### Stated exercise
Where a line holds the string "best", return that line.

### Data rows
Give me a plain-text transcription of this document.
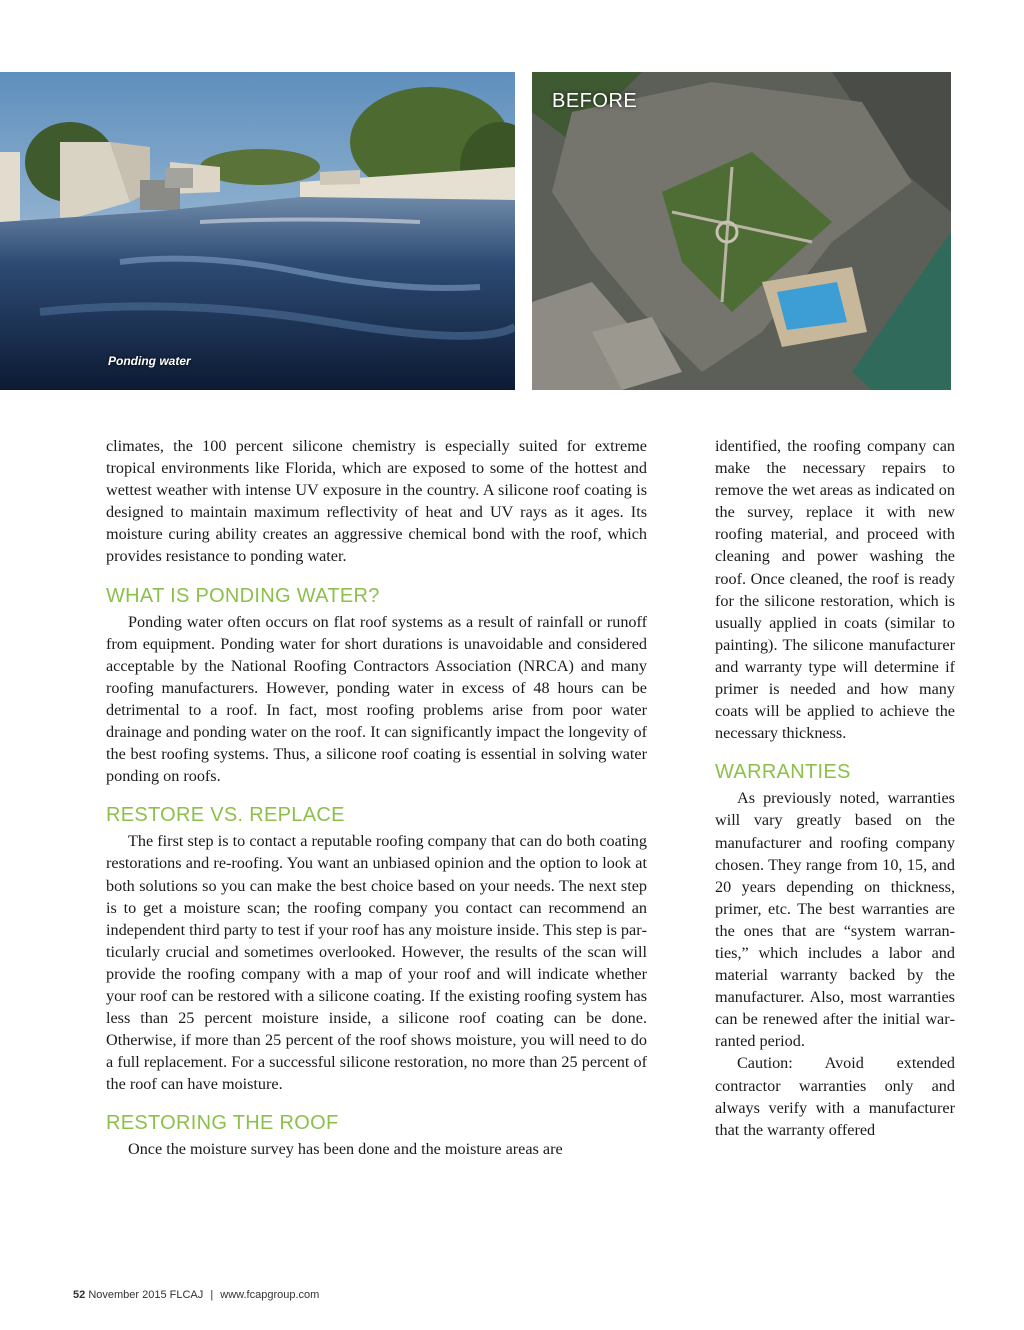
Ponding water
BEFORE

climates, the 100 percent silicone chemistry is especially suited for extreme tropical environments like Florida, which are exposed to some of the hottest and wettest weather with intense UV exposure in the country. A silicone roof coating is designed to maintain maximum reflectivity of heat and UV rays as it ages. Its moisture curing ability creates an aggressive chemical bond with the roof, which provides resistance to ponding water.

WHAT IS PONDING WATER?

Ponding water often occurs on flat roof systems as a result of rainfall or runoff from equipment. Ponding water for short durations is unavoidable and considered acceptable by the National Roofing Contractors Association (NRCA) and many roofing manufacturers. However, ponding water in excess of 48 hours can be detrimental to a roof. In fact, most roofing problems arise from poor water drainage and ponding water on the roof. It can significantly impact the longevity of the best roofing systems. Thus, a silicone roof coating is essential in solving water ponding on roofs.

RESTORE VS. REPLACE

The first step is to contact a reputable roofing company that can do both coating restorations and re-roofing. You want an unbiased opinion and the option to look at both solutions so you can make the best choice based on your needs. The next step is to get a moisture scan; the roofing company you contact can recommend an independent third party to test if your roof has any moisture inside. This step is particularly crucial and sometimes overlooked. However, the results of the scan will provide the roofing company with a map of your roof and will indicate whether your roof can be restored with a silicone coating. If the existing roofing system has less than 25 percent moisture inside, a silicone roof coating can be done. Otherwise, if more than 25 percent of the roof shows moisture, you will need to do a full replacement. For a successful silicone restoration, no more than 25 percent of the roof can have moisture.

RESTORING THE ROOF

Once the moisture survey has been done and the moisture areas are

identified, the roofing company can make the necessary repairs to remove the wet areas as indicated on the survey, replace it with new roofing material, and proceed with cleaning and power washing the roof. Once cleaned, the roof is ready for the silicone restoration, which is usually applied in coats (similar to painting). The silicone manufacturer and warranty type will determine if primer is needed and how many coats will be applied to achieve the necessary thickness.

WARRANTIES

As previously noted, warranties will vary greatly based on the manufacturer and roofing company chosen. They range from 10, 15, and 20 years depending on thickness, primer, etc. The best warranties are the ones that are “system warranties,” which includes a labor and material warranty backed by the manufacturer. Also, most warranties can be renewed after the initial warranted period.

Caution: Avoid extended contractor warranties only and always verify with a manufacturer that the warranty offered

52 November 2015 FLCAJ | www.fcapgroup.com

### Solution
Ponding water often occurs on flat roof systems as a result of rainfall or runoff from equipment. Ponding water for short durations is unavoidable and considered acceptable by the National Roofing Contractors Association (NRCA) and many roofing manufacturers. However, ponding water in excess of 48 hours can be detrimental to a roof. In fact, most roofing problems arise from poor water drainage and ponding water on the roof. It can significantly impact the longevity of the best roofing systems. Thus, a silicone roof coating is essential in solving water ponding on roofs.
The first step is to contact a reputable roofing company that can do both coating restorations and re-roofing. You want an unbiased opinion and the option to look at both solutions so you can make the best choice based on your needs. The next step is to get a moisture scan; the roofing company you contact can recommend an independent third party to test if your roof has any moisture inside. This step is particularly crucial and sometimes overlooked. However, the results of the scan will provide the roofing company with a map of your roof and will indicate whether your roof can be restored with a silicone coating. If the existing roofing system has less than 25 percent moisture inside, a silicone roof coating can be done. Otherwise, if more than 25 percent of the roof shows moisture, you will need to do a full replacement. For a successful silicone restoration, no more than 25 percent of the roof can have moisture.
As previously noted, warranties will vary greatly based on the manufacturer and roofing company chosen. They range from 10, 15, and 20 years depending on thickness, primer, etc. The best warranties are the ones that are “system warranties,” which includes a labor and material warranty backed by the manufacturer. Also, most warranties can be renewed after the initial warranted period.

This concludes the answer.